** Begin Article **

If possible or not too complicated, disabling anything related to Support Language would be a good starter.  That way English would be default.  No possibility to paste in an another language.  There are other ways to increase security but I'm sure that you work on it.


Regards,

----------


## Doug S

Please be aware: Due to a sudden lot of spam the lockdown has been expanded to include wiki.ubuntu.com

Everyone, potential contributors, wiki admins attempting to still do edits on behave of others, Canonical IS, are very annoyed with this.

----------


## slickymaster

> Please be aware: Due to a sudden lot of spam the lockdown has been expanded to include wiki.ubuntu.com
> 
> Everyone, potential contributors, wiki admins attempting to still do edits on behave of others, Canonical IS, are very annoyed with this.


Hi Doug S.

The wiki is read-write again. Just edited the https://wiki.ubuntu.com/Xubuntu/Meetings page

----------


## lisati

From the Admin page just now, doesn't look like Rusian or English to me, more like Spanish (or related): 


> No tienes permisos para editar esta página.


I'll wander off and login.

----------


## slickymaster

> From the Admin page just now, doesn't look like Rusian or English to me, more like Spanish (or related): 
> I'll wander off and login.


Actually it is Spanish, lisati  :Razz:

----------


## lisati

> Actually it is Spanish, lisati


Kind of figured that.  :Very Happy: 

I'm not sure if I can make a useful contribution to any of the pages at the moment (the handful I looked at were showing "immutable"), so time to wander off and look for other ways of being a pain making myself useful.

----------


## slickymaster

> Kind of figured that. 
> 
> I'm not sure if I can make a useful contribution to any of the pages at the moment (the handful I looked at were showing "immutable"), so time to wander off and look for other ways of being a pain making myself useful.


You should be able to edit, lisati. After login in with your LP account, refresh the page you're intending to edit and the page should then be showing 'Edit' instead of 'Immutable Page'

----------


## Doug S

> Hi Doug S.
> 
> The wiki is read-write again. Just edited the https://wiki.ubuntu.com/Xubuntu/Meetings page


That is very interesting. I also observe, based on the recent changes page, that the spam is back in full swing also.

----------


## lisati

> You should be able to edit, lisati. After login in with your LP account, refresh the page you're intending to edit and the page should then be showing 'Edit' instead of 'Immutable Page'


Success. Now to wander around and take a look.

** End Article **

# Prompt 1
Retype the passage of the thread starting with "If possible or" and going on through "work on it.".

** Begin Dataset records **

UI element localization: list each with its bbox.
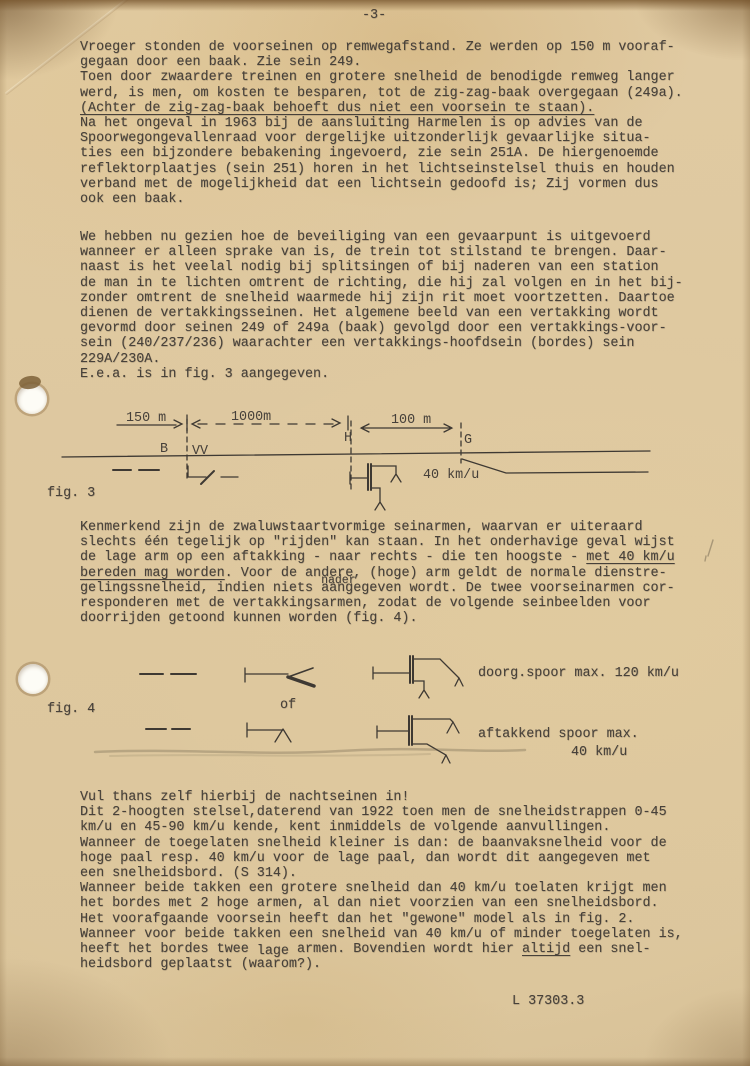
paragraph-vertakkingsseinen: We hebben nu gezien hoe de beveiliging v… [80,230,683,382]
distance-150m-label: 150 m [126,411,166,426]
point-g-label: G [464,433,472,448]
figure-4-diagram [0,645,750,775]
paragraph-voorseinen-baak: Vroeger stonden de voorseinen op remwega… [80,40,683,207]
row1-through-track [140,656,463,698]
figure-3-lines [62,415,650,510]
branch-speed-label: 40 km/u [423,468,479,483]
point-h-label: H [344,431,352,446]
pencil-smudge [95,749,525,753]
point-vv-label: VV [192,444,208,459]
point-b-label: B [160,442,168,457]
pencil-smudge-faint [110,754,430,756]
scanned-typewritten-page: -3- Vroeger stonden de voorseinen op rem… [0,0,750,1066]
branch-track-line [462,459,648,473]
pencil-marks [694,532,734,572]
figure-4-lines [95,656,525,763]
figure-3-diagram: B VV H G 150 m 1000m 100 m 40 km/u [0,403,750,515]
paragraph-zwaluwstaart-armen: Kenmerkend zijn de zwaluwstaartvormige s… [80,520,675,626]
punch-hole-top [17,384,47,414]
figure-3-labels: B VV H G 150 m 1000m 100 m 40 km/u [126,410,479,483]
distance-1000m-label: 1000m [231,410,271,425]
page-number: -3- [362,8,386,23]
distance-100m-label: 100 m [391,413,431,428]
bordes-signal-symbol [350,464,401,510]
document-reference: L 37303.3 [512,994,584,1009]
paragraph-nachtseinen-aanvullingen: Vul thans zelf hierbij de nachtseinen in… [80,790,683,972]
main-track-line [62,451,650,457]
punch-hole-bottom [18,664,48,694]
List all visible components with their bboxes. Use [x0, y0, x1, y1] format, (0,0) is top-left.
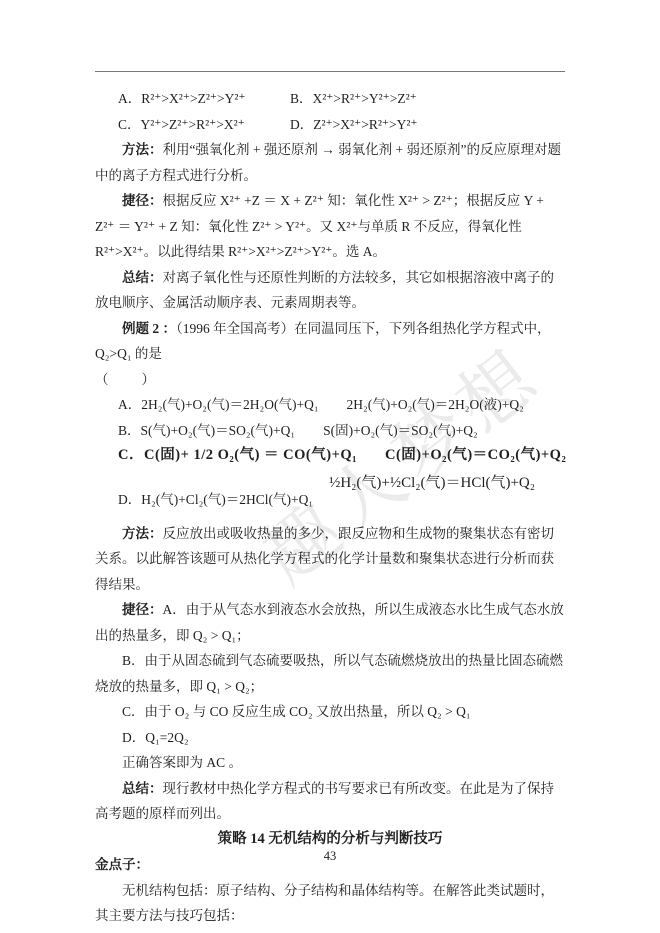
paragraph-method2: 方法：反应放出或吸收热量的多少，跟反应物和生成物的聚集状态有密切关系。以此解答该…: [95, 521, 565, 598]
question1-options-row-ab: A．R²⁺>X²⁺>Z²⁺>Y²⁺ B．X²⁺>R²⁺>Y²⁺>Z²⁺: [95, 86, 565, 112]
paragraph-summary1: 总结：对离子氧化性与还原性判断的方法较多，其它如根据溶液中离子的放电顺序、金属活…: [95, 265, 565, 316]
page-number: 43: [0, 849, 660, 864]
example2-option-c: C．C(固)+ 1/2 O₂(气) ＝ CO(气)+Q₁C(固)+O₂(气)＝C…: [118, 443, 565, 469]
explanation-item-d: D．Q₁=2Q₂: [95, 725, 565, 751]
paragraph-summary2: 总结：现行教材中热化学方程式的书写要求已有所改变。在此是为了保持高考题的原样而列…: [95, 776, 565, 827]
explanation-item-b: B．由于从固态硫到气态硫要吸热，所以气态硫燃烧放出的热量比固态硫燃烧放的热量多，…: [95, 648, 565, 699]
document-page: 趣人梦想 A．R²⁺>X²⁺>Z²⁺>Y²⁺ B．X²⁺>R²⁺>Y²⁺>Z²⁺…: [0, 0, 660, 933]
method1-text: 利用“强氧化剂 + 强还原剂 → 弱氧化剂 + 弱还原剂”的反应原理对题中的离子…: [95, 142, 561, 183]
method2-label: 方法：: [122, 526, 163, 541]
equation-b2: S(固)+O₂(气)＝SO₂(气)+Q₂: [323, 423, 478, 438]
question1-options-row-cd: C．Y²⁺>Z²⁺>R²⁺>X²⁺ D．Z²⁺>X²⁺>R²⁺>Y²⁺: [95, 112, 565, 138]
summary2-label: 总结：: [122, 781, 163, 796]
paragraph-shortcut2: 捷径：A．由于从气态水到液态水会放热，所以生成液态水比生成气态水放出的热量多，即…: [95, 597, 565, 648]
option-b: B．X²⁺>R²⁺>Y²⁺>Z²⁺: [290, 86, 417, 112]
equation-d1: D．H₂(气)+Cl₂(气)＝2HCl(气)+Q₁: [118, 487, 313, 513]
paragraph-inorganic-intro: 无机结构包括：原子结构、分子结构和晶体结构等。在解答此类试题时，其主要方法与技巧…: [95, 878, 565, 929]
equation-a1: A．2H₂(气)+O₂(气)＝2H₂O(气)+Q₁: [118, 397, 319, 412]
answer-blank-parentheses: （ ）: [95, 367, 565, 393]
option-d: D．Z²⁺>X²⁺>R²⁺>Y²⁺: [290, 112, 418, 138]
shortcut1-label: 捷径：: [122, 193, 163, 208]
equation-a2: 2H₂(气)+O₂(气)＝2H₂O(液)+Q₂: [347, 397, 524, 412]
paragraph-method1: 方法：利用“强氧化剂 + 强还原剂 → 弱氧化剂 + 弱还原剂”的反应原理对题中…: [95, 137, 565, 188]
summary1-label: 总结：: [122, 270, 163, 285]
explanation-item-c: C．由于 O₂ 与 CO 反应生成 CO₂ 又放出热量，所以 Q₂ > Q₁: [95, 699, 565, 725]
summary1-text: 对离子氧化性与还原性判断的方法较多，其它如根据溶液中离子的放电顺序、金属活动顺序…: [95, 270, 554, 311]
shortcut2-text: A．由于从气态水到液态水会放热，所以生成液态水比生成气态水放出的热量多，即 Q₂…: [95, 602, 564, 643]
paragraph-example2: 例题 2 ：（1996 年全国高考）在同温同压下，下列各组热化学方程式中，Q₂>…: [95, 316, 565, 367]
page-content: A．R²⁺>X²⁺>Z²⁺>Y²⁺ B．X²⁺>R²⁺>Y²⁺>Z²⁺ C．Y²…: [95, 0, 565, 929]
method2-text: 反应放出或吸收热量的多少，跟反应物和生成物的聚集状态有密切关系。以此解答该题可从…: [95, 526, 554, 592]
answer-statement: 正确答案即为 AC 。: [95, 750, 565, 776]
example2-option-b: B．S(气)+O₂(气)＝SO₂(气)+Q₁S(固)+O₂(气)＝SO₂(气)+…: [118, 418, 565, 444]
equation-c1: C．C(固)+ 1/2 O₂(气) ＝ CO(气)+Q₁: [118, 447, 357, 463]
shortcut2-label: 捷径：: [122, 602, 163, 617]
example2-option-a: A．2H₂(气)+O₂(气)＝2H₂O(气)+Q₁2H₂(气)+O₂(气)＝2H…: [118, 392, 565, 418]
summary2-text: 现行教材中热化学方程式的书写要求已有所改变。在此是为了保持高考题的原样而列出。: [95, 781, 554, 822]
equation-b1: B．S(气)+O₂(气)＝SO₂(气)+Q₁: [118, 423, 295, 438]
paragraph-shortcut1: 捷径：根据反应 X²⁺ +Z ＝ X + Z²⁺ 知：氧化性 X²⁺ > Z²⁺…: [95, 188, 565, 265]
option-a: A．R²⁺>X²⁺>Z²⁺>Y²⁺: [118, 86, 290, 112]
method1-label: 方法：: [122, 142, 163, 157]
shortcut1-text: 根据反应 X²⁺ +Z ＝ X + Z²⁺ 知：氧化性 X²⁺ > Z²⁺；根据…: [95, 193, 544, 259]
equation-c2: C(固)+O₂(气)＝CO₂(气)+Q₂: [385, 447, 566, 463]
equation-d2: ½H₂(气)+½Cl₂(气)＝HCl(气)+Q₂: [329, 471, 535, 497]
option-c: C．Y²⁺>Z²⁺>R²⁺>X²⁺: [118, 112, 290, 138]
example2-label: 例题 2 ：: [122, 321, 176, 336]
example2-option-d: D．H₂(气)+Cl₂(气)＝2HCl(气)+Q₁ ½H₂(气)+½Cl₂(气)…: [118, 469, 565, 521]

** End Dataset records **
** Begin Dataset records **

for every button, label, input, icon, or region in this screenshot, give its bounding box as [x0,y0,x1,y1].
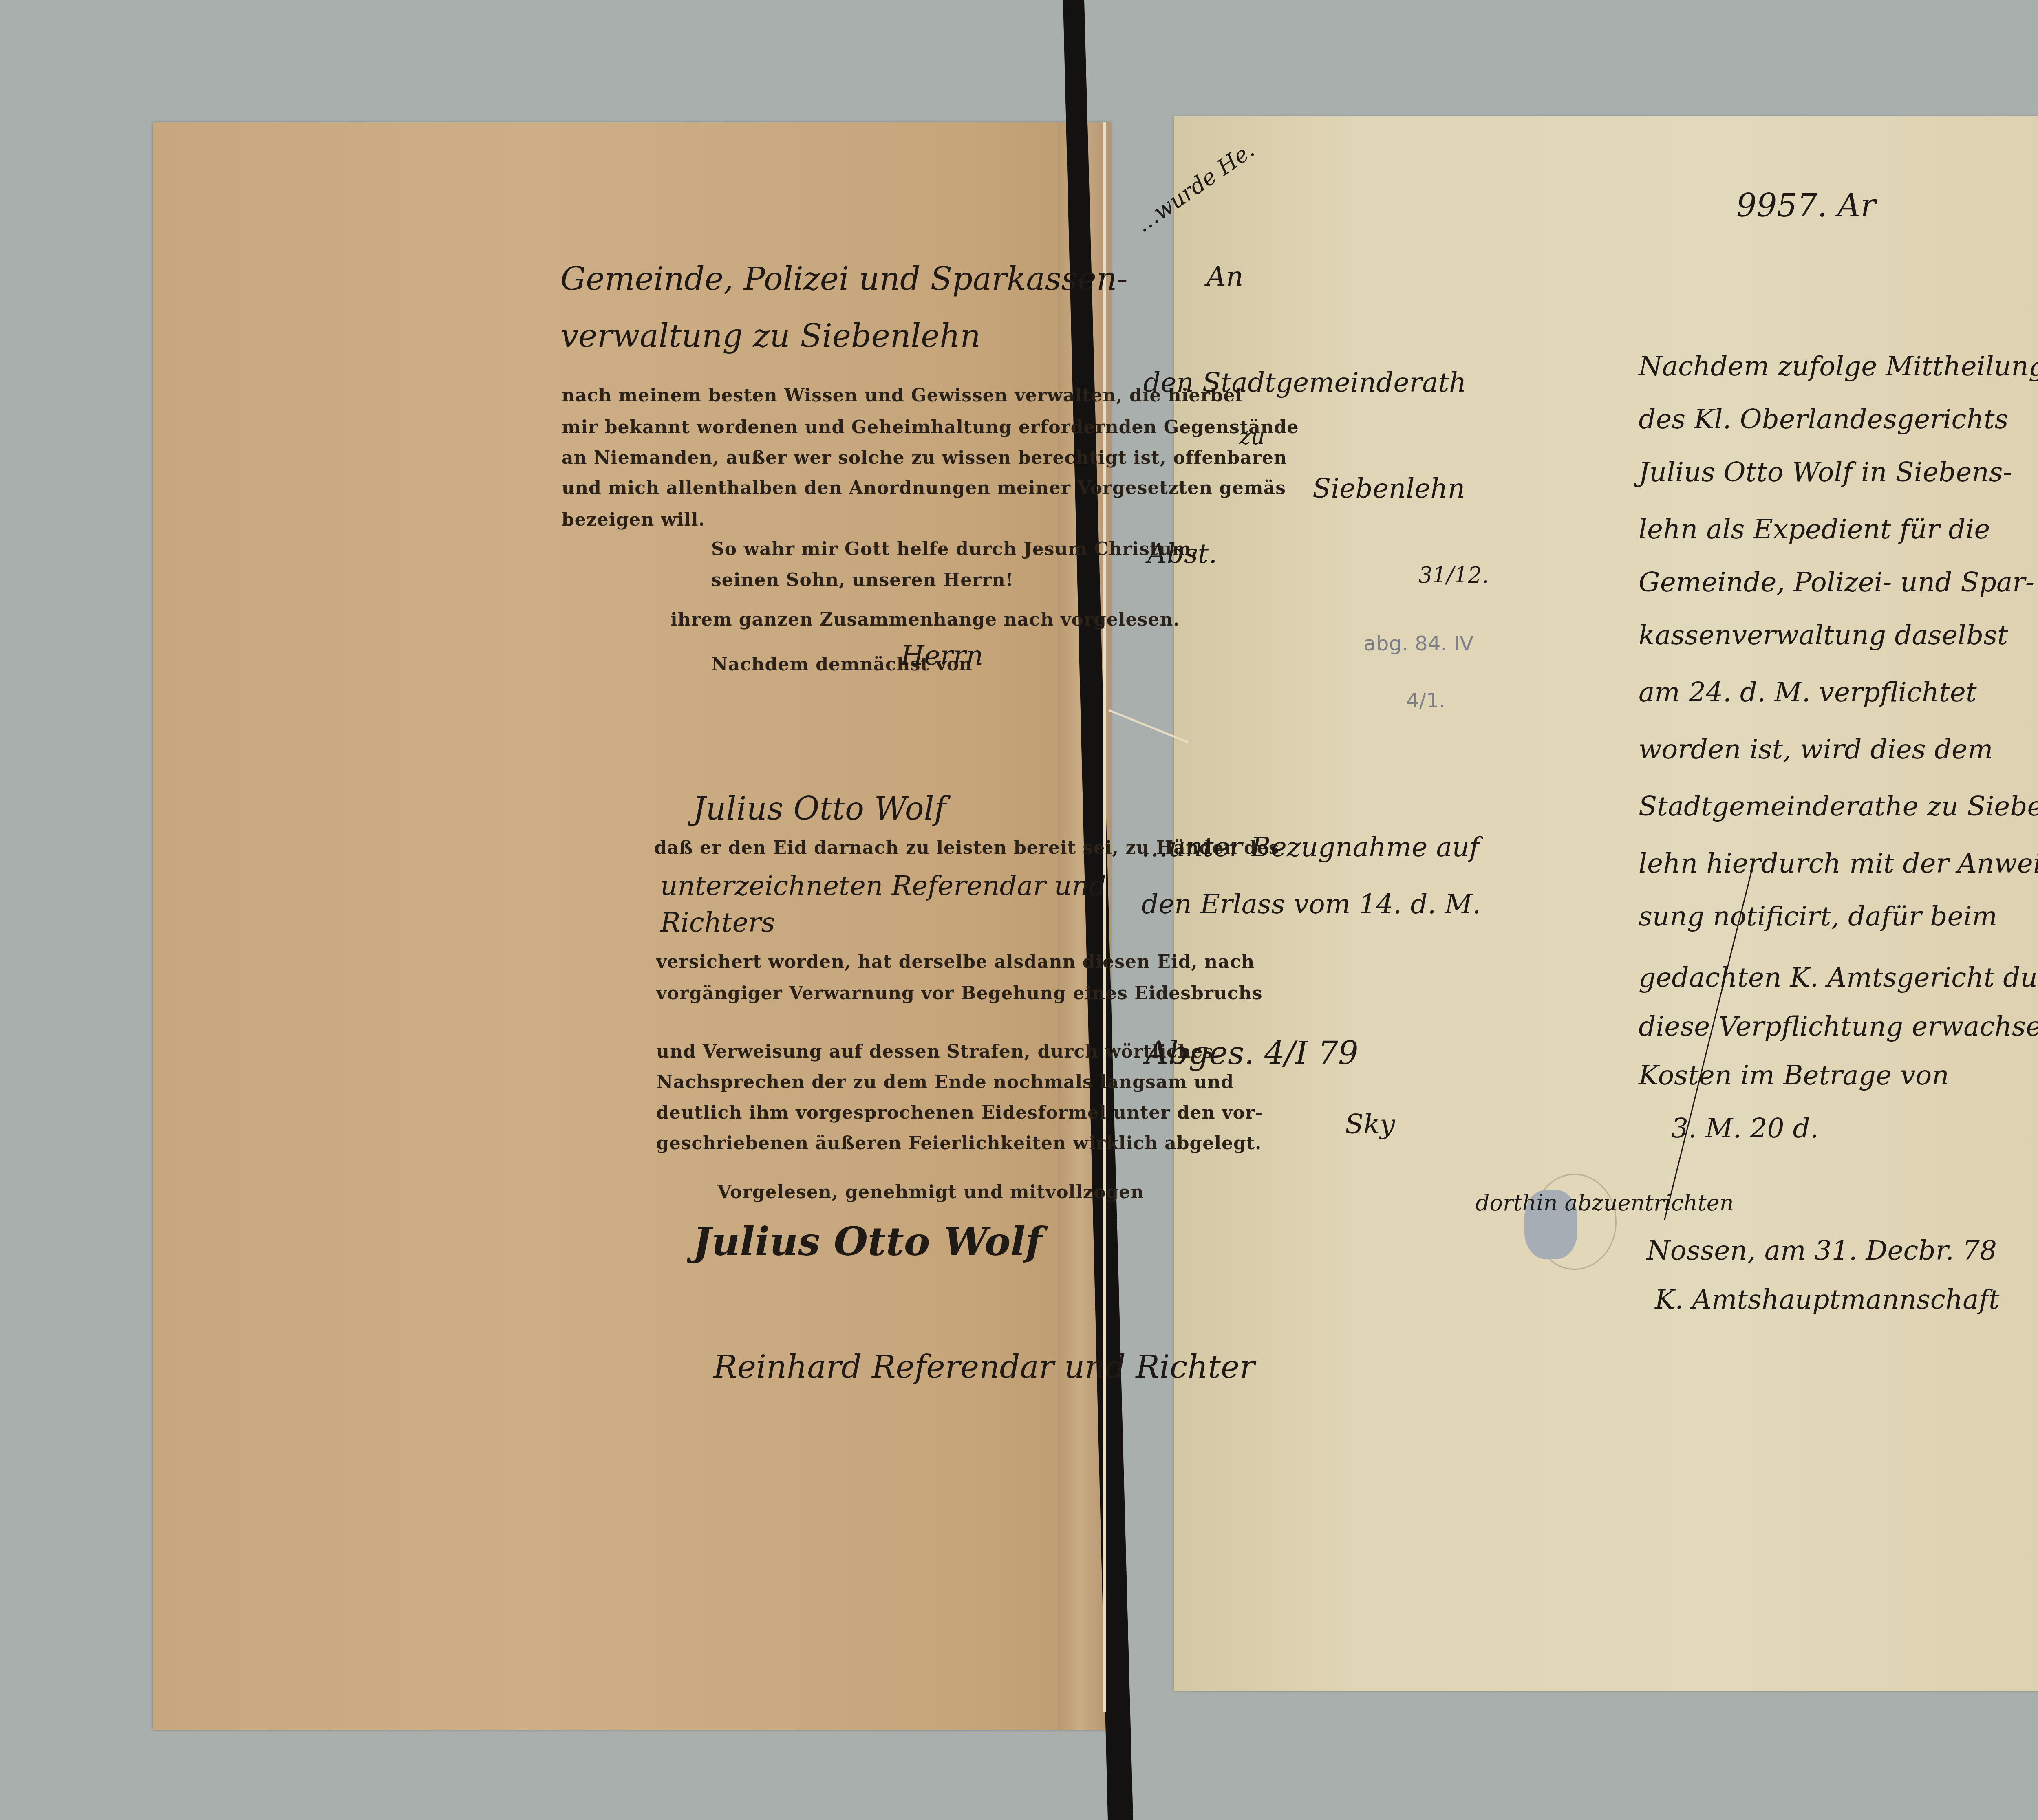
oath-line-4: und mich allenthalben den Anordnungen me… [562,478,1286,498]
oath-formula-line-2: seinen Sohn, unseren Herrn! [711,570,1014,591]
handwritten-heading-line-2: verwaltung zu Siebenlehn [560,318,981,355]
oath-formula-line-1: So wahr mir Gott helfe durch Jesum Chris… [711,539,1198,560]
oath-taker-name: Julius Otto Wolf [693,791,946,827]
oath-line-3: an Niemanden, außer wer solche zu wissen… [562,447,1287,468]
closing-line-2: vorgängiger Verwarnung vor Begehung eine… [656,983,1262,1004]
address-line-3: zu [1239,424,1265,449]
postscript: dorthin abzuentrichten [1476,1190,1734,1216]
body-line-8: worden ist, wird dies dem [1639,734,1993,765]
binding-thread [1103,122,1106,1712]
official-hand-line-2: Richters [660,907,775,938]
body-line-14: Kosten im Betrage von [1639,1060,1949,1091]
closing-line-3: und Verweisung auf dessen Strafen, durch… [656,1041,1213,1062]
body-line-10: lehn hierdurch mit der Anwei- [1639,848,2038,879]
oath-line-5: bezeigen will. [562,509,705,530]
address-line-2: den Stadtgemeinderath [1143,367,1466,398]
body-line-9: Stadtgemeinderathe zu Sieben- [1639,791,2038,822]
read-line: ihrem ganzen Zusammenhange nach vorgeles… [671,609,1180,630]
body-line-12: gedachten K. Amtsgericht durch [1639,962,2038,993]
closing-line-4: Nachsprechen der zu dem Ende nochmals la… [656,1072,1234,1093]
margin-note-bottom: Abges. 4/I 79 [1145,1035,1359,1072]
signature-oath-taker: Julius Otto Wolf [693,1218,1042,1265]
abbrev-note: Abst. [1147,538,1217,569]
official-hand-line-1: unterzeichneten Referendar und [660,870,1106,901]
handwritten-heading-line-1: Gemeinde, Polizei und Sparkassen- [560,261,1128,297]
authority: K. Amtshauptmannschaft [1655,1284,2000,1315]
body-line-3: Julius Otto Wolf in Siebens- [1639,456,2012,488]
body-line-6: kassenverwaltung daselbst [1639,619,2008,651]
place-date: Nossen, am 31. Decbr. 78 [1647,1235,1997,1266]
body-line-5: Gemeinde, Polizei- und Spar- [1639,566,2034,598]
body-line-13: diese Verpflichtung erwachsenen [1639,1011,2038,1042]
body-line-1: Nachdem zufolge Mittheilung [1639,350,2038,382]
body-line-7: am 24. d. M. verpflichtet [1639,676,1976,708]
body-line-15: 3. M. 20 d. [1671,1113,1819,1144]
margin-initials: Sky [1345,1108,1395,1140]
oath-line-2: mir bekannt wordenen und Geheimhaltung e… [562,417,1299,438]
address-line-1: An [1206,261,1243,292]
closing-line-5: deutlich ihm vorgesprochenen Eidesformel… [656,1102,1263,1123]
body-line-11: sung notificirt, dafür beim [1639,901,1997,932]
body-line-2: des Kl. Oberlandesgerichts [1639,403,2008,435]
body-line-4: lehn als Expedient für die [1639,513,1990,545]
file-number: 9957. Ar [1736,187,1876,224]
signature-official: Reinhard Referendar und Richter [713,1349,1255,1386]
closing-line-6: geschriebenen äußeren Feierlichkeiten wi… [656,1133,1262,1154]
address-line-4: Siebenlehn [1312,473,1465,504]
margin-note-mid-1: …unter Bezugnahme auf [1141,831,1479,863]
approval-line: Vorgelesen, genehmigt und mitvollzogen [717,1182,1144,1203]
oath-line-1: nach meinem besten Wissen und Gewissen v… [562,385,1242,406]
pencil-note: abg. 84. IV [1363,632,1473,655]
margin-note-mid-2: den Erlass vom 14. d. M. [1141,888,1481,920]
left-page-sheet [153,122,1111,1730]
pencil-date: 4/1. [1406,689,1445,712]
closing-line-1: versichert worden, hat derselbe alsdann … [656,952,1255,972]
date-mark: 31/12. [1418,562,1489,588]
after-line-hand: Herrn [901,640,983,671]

** End Dataset records **

# Prompt 2
Please write out only the records starting with the line with "oath-line-4: und mich" and going on through the line with "oath-formula-line-1: So wahr", putting "unsern" in place of "unseren" and leaving everything else unchanged.

# Final answer 1
If possible or not too complicated, disabling anything related to Support Language would be a good starter.  That way English would be default.  No possibility to paste in an another language.  There are other ways to increase security but I'm sure that you work on it.

# Final answer 2
oath-line-4: und mich allenthalben den Anordnungen me… [562,478,1286,498]
oath-formula-line-2: seinen Sohn, unsern Herrn! [711,570,1014,591]
handwritten-heading-line-2: verwaltung zu Siebenlehn [560,318,981,355]
oath-formula-line-1: So wahr mir Gott helfe durch Jesum Chris… [711,539,1198,560]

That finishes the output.